* Written instruction
Reproduce all the lines exactly as they stand, apart from the pictures.

* Input records
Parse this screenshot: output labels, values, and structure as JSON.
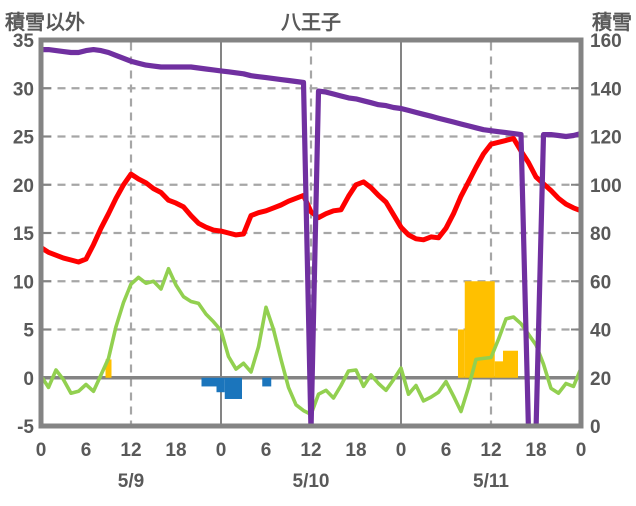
{
  "chart_data": {
    "type": "line+bar",
    "title": "八王子",
    "left_axis": {
      "label": "積雪以外",
      "min": -5,
      "max": 35,
      "tick_step": 5,
      "ticks": [
        35,
        30,
        25,
        20,
        15,
        10,
        5,
        0,
        -5
      ]
    },
    "right_axis": {
      "label": "積雪",
      "min": 0,
      "max": 160,
      "tick_step": 20,
      "ticks": [
        160,
        140,
        120,
        100,
        80,
        60,
        40,
        20,
        0
      ]
    },
    "x_axis": {
      "total_hours": 72,
      "tick_hours": [
        0,
        6,
        12,
        18,
        24,
        30,
        36,
        42,
        48,
        54,
        60,
        66,
        72
      ],
      "tick_labels": [
        "0",
        "6",
        "12",
        "18",
        "0",
        "6",
        "12",
        "18",
        "0",
        "6",
        "12",
        "18",
        "0"
      ],
      "date_labels": [
        {
          "label": "5/9",
          "hour": 12
        },
        {
          "label": "5/10",
          "hour": 36
        },
        {
          "label": "5/11",
          "hour": 60
        }
      ]
    },
    "grid": {
      "h_dashed_values": [
        30,
        25,
        20,
        15,
        10,
        5
      ],
      "v_dashed_hours": [
        12,
        36,
        60
      ],
      "v_solid_hours": [
        24,
        48
      ],
      "zero_line_value": 0,
      "right_stub_values": [
        140,
        120,
        100,
        80,
        60,
        40,
        20
      ]
    },
    "series": [
      {
        "id": "green",
        "type": "line",
        "axis": "left",
        "color": "#92D050",
        "width": 3.6,
        "start_hour": 0,
        "step_hours": 1,
        "values": [
          0.2,
          -1.0,
          0.8,
          -0.2,
          -1.6,
          -1.4,
          -0.7,
          -1.4,
          0.3,
          2.0,
          5.3,
          7.8,
          9.7,
          10.4,
          9.8,
          10.0,
          9.2,
          11.3,
          9.6,
          8.4,
          7.9,
          7.7,
          6.6,
          5.8,
          4.9,
          2.2,
          0.9,
          1.5,
          0.6,
          3.2,
          7.3,
          5.0,
          1.9,
          -1.0,
          -2.8,
          -3.4,
          -3.8,
          -1.7,
          -1.3,
          -2.1,
          -0.8,
          0.7,
          0.8,
          -0.9,
          0.3,
          -0.6,
          -1.3,
          -0.2,
          1.0,
          -1.7,
          -0.8,
          -2.4,
          -2.0,
          -1.5,
          -0.4,
          -1.9,
          -3.5,
          -1.0,
          1.9,
          2.0,
          2.1,
          4.0,
          6.1,
          6.3,
          5.6,
          4.5,
          3.4,
          1.4,
          -1.1,
          -1.6,
          -0.6,
          -0.9,
          1.0
        ]
      },
      {
        "id": "red",
        "type": "line",
        "axis": "left",
        "color": "#FF0000",
        "width": 5,
        "start_hour": 0,
        "step_hours": 1,
        "values": [
          13.5,
          13.0,
          12.7,
          12.4,
          12.2,
          12.0,
          12.3,
          13.8,
          15.5,
          17.0,
          18.6,
          20.0,
          21.1,
          20.6,
          20.2,
          19.6,
          19.2,
          18.4,
          18.1,
          17.7,
          16.8,
          16.0,
          15.6,
          15.3,
          15.2,
          15.0,
          14.8,
          14.9,
          16.8,
          17.1,
          17.3,
          17.6,
          17.9,
          18.3,
          18.6,
          18.9,
          17.2,
          16.6,
          17.0,
          17.3,
          17.4,
          18.8,
          20.0,
          20.3,
          19.7,
          18.9,
          18.2,
          16.9,
          15.6,
          14.8,
          14.4,
          14.3,
          14.6,
          14.5,
          15.5,
          17.0,
          18.8,
          20.3,
          21.8,
          23.2,
          24.2,
          24.4,
          24.6,
          24.8,
          23.5,
          22.3,
          20.8,
          20.1,
          19.4,
          18.6,
          18.0,
          17.6,
          17.3
        ]
      },
      {
        "id": "purple",
        "type": "line",
        "axis": "left",
        "color": "#7030A0",
        "width": 5.2,
        "start_hour": 0,
        "step_hours": 1,
        "values": [
          34.0,
          34.0,
          33.9,
          33.8,
          33.7,
          33.7,
          33.9,
          34.0,
          33.9,
          33.7,
          33.4,
          33.1,
          32.8,
          32.6,
          32.4,
          32.3,
          32.2,
          32.2,
          32.2,
          32.2,
          32.2,
          32.1,
          32.0,
          31.9,
          31.8,
          31.7,
          31.6,
          31.5,
          31.3,
          31.2,
          31.1,
          31.0,
          30.9,
          30.8,
          30.7,
          30.6,
          -5.5,
          29.7,
          29.6,
          29.4,
          29.2,
          29.0,
          28.9,
          28.7,
          28.5,
          28.3,
          28.2,
          28.0,
          27.9,
          27.7,
          27.5,
          27.3,
          27.1,
          26.9,
          26.7,
          26.5,
          26.3,
          26.1,
          25.9,
          25.7,
          25.6,
          25.5,
          25.4,
          25.3,
          25.2,
          -5.5,
          -5.5,
          25.2,
          25.2,
          25.1,
          25.0,
          25.1,
          25.3
        ]
      }
    ],
    "bar_segments": [
      {
        "id": "yellow",
        "color": "#FFC000",
        "segments": [
          {
            "start": 8.6,
            "end": 9.4,
            "value": 1.9
          },
          {
            "start": 55.6,
            "end": 56.5,
            "value": 5.0
          },
          {
            "start": 56.5,
            "end": 60.5,
            "value": 10.0
          },
          {
            "start": 60.5,
            "end": 61.6,
            "value": 1.7
          },
          {
            "start": 61.6,
            "end": 63.6,
            "value": 2.8
          }
        ]
      },
      {
        "id": "blue",
        "color": "#1B75BC",
        "segments": [
          {
            "start": 21.4,
            "end": 23.4,
            "value": -0.9
          },
          {
            "start": 23.4,
            "end": 24.5,
            "value": -1.5
          },
          {
            "start": 24.5,
            "end": 26.8,
            "value": -2.2
          },
          {
            "start": 29.5,
            "end": 30.7,
            "value": -0.9
          }
        ]
      }
    ],
    "colors": {
      "border": "#848484",
      "grid": "#A6A6A6",
      "solid_grid": "#848484",
      "text": "#595959"
    }
  }
}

* Problem solution
Parse this screenshot: output labels, values, and structure as JSON.
{
  "chart_data": {
    "type": "line+bar",
    "title": "八王子",
    "left_axis": {
      "label": "積雪以外",
      "min": -5,
      "max": 35,
      "tick_step": 5,
      "ticks": [
        35,
        30,
        25,
        20,
        15,
        10,
        5,
        0,
        -5
      ]
    },
    "right_axis": {
      "label": "積雪",
      "min": 0,
      "max": 160,
      "tick_step": 20,
      "ticks": [
        160,
        140,
        120,
        100,
        80,
        60,
        40,
        20,
        0
      ]
    },
    "x_axis": {
      "total_hours": 72,
      "tick_hours": [
        0,
        6,
        12,
        18,
        24,
        30,
        36,
        42,
        48,
        54,
        60,
        66,
        72
      ],
      "tick_labels": [
        "0",
        "6",
        "12",
        "18",
        "0",
        "6",
        "12",
        "18",
        "0",
        "6",
        "12",
        "18",
        "0"
      ],
      "date_labels": [
        {
          "label": "5/9",
          "hour": 12
        },
        {
          "label": "5/10",
          "hour": 36
        },
        {
          "label": "5/11",
          "hour": 60
        }
      ]
    },
    "grid": {
      "h_dashed_values": [
        30,
        25,
        20,
        15,
        10,
        5
      ],
      "v_dashed_hours": [
        12,
        36,
        60
      ],
      "v_solid_hours": [
        24,
        48
      ],
      "zero_line_value": 0,
      "right_stub_values": [
        140,
        120,
        100,
        80,
        60,
        40,
        20
      ]
    },
    "series": [
      {
        "id": "green",
        "type": "line",
        "axis": "left",
        "color": "#92D050",
        "width": 3.6,
        "start_hour": 0,
        "step_hours": 1,
        "values": [
          0.2,
          -1.0,
          0.8,
          -0.2,
          -1.6,
          -1.4,
          -0.7,
          -1.4,
          0.3,
          2.0,
          5.3,
          7.8,
          9.7,
          10.4,
          9.8,
          10.0,
          9.2,
          11.3,
          9.6,
          8.4,
          7.9,
          7.7,
          6.6,
          5.8,
          4.9,
          2.2,
          0.9,
          1.5,
          0.6,
          3.2,
          7.3,
          5.0,
          1.9,
          -1.0,
          -2.8,
          -3.4,
          -3.8,
          -1.7,
          -1.3,
          -2.1,
          -0.8,
          0.7,
          0.8,
          -0.9,
          0.3,
          -0.6,
          -1.3,
          -0.2,
          1.0,
          -1.7,
          -0.8,
          -2.4,
          -2.0,
          -1.5,
          -0.4,
          -1.9,
          -3.5,
          -1.0,
          1.9,
          2.0,
          2.1,
          4.0,
          6.1,
          6.3,
          5.6,
          4.5,
          3.4,
          1.4,
          -1.1,
          -1.6,
          -0.6,
          -0.9,
          1.0
        ]
      },
      {
        "id": "red",
        "type": "line",
        "axis": "left",
        "color": "#FF0000",
        "width": 5,
        "start_hour": 0,
        "step_hours": 1,
        "values": [
          13.5,
          13.0,
          12.7,
          12.4,
          12.2,
          12.0,
          12.3,
          13.8,
          15.5,
          17.0,
          18.6,
          20.0,
          21.1,
          20.6,
          20.2,
          19.6,
          19.2,
          18.4,
          18.1,
          17.7,
          16.8,
          16.0,
          15.6,
          15.3,
          15.2,
          15.0,
          14.8,
          14.9,
          16.8,
          17.1,
          17.3,
          17.6,
          17.9,
          18.3,
          18.6,
          18.9,
          17.2,
          16.6,
          17.0,
          17.3,
          17.4,
          18.8,
          20.0,
          20.3,
          19.7,
          18.9,
          18.2,
          16.9,
          15.6,
          14.8,
          14.4,
          14.3,
          14.6,
          14.5,
          15.5,
          17.0,
          18.8,
          20.3,
          21.8,
          23.2,
          24.2,
          24.4,
          24.6,
          24.8,
          23.5,
          22.3,
          20.8,
          20.1,
          19.4,
          18.6,
          18.0,
          17.6,
          17.3
        ]
      },
      {
        "id": "purple",
        "type": "line",
        "axis": "left",
        "color": "#7030A0",
        "width": 5.2,
        "start_hour": 0,
        "step_hours": 1,
        "values": [
          34.0,
          34.0,
          33.9,
          33.8,
          33.7,
          33.7,
          33.9,
          34.0,
          33.9,
          33.7,
          33.4,
          33.1,
          32.8,
          32.6,
          32.4,
          32.3,
          32.2,
          32.2,
          32.2,
          32.2,
          32.2,
          32.1,
          32.0,
          31.9,
          31.8,
          31.7,
          31.6,
          31.5,
          31.3,
          31.2,
          31.1,
          31.0,
          30.9,
          30.8,
          30.7,
          30.6,
          -5.5,
          29.7,
          29.6,
          29.4,
          29.2,
          29.0,
          28.9,
          28.7,
          28.5,
          28.3,
          28.2,
          28.0,
          27.9,
          27.7,
          27.5,
          27.3,
          27.1,
          26.9,
          26.7,
          26.5,
          26.3,
          26.1,
          25.9,
          25.7,
          25.6,
          25.5,
          25.4,
          25.3,
          25.2,
          -5.5,
          -5.5,
          25.2,
          25.2,
          25.1,
          25.0,
          25.1,
          25.3
        ]
      }
    ],
    "bar_segments": [
      {
        "id": "yellow",
        "color": "#FFC000",
        "segments": [
          {
            "start": 8.6,
            "end": 9.4,
            "value": 1.9
          },
          {
            "start": 55.6,
            "end": 56.5,
            "value": 5.0
          },
          {
            "start": 56.5,
            "end": 60.5,
            "value": 10.0
          },
          {
            "start": 60.5,
            "end": 61.6,
            "value": 1.7
          },
          {
            "start": 61.6,
            "end": 63.6,
            "value": 2.8
          }
        ]
      },
      {
        "id": "blue",
        "color": "#1B75BC",
        "segments": [
          {
            "start": 21.4,
            "end": 23.4,
            "value": -0.9
          },
          {
            "start": 23.4,
            "end": 24.5,
            "value": -1.5
          },
          {
            "start": 24.5,
            "end": 26.8,
            "value": -2.2
          },
          {
            "start": 29.5,
            "end": 30.7,
            "value": -0.9
          }
        ]
      }
    ],
    "colors": {
      "border": "#848484",
      "grid": "#A6A6A6",
      "solid_grid": "#848484",
      "text": "#595959"
    }
  }
}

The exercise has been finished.